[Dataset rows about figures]
______

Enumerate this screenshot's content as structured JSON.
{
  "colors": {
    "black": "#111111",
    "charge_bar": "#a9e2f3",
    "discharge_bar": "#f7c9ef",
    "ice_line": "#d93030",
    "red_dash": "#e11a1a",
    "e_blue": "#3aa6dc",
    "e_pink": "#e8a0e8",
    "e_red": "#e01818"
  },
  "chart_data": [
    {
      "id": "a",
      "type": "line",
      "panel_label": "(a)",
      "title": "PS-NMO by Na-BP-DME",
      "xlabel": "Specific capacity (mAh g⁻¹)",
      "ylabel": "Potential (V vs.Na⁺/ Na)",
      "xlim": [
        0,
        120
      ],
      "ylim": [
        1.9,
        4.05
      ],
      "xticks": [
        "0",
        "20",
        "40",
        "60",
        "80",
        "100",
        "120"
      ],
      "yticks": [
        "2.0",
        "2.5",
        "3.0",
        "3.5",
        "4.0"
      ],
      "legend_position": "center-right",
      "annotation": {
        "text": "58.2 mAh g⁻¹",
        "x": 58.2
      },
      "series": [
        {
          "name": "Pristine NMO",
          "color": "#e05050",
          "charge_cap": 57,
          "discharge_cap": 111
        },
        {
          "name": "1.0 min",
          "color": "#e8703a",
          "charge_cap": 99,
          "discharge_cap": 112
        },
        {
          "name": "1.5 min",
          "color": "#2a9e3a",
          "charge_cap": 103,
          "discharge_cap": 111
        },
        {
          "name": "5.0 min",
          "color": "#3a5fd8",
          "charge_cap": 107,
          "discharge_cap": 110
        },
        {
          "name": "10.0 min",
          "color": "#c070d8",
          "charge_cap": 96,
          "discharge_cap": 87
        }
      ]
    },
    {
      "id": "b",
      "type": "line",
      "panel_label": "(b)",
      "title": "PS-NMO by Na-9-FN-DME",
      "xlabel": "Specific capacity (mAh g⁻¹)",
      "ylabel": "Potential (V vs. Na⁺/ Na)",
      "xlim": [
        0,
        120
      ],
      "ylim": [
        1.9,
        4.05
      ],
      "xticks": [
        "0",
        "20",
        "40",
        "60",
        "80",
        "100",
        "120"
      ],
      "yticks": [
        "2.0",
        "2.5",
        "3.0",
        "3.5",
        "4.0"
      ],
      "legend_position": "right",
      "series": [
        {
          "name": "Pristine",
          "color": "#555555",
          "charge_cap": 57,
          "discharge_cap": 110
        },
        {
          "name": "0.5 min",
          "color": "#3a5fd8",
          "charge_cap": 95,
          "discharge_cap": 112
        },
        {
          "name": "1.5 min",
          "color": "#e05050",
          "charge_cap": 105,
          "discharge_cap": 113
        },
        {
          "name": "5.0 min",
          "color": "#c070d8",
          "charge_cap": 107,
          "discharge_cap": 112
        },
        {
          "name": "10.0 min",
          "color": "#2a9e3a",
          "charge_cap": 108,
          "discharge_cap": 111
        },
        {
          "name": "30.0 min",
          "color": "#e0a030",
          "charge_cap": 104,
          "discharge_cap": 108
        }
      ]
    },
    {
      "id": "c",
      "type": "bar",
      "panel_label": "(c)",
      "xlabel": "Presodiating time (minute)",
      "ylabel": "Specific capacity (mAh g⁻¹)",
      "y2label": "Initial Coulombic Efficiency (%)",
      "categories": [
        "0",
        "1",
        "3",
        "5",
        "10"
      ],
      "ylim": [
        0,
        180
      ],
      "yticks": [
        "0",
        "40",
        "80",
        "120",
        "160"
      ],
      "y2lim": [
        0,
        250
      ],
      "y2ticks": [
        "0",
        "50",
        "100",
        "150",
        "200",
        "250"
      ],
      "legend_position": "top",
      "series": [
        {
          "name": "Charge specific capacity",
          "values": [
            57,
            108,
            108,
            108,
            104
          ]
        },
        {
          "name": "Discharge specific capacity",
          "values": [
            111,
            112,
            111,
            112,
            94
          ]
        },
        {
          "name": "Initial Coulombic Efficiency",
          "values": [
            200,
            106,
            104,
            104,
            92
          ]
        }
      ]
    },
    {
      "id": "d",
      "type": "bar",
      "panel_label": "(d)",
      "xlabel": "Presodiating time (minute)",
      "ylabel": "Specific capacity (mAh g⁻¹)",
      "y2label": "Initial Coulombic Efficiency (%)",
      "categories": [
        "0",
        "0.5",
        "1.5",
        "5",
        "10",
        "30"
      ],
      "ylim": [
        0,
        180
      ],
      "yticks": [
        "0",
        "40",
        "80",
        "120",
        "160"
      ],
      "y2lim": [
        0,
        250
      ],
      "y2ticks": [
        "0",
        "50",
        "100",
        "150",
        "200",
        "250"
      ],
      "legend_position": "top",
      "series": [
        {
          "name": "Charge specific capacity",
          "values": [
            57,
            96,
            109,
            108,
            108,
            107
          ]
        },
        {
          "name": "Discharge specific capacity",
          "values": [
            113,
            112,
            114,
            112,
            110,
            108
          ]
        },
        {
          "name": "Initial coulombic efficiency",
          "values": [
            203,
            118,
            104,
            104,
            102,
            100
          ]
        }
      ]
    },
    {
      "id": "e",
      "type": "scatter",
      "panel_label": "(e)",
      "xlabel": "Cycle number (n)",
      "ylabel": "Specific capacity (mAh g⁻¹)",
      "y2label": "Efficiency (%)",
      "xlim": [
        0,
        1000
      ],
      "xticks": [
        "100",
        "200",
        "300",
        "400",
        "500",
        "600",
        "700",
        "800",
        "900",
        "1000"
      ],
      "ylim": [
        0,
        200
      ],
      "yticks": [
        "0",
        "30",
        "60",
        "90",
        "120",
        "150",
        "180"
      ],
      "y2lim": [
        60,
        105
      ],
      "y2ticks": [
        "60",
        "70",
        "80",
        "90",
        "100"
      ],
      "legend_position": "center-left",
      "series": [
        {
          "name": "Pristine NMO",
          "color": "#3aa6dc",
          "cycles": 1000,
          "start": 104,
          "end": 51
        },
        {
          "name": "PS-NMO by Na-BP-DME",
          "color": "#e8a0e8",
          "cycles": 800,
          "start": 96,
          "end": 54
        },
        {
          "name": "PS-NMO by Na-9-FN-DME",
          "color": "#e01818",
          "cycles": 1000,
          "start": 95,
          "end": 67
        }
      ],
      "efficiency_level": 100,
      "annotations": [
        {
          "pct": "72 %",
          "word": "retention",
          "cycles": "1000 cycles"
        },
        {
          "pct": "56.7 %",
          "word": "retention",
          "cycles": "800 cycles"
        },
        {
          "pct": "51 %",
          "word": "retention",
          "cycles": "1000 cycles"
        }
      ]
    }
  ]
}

______

Where a line in the material above holds "center", copy that line.

◆ Final answer:
      "legend_position": "center-right",
      "legend_position": "center-left",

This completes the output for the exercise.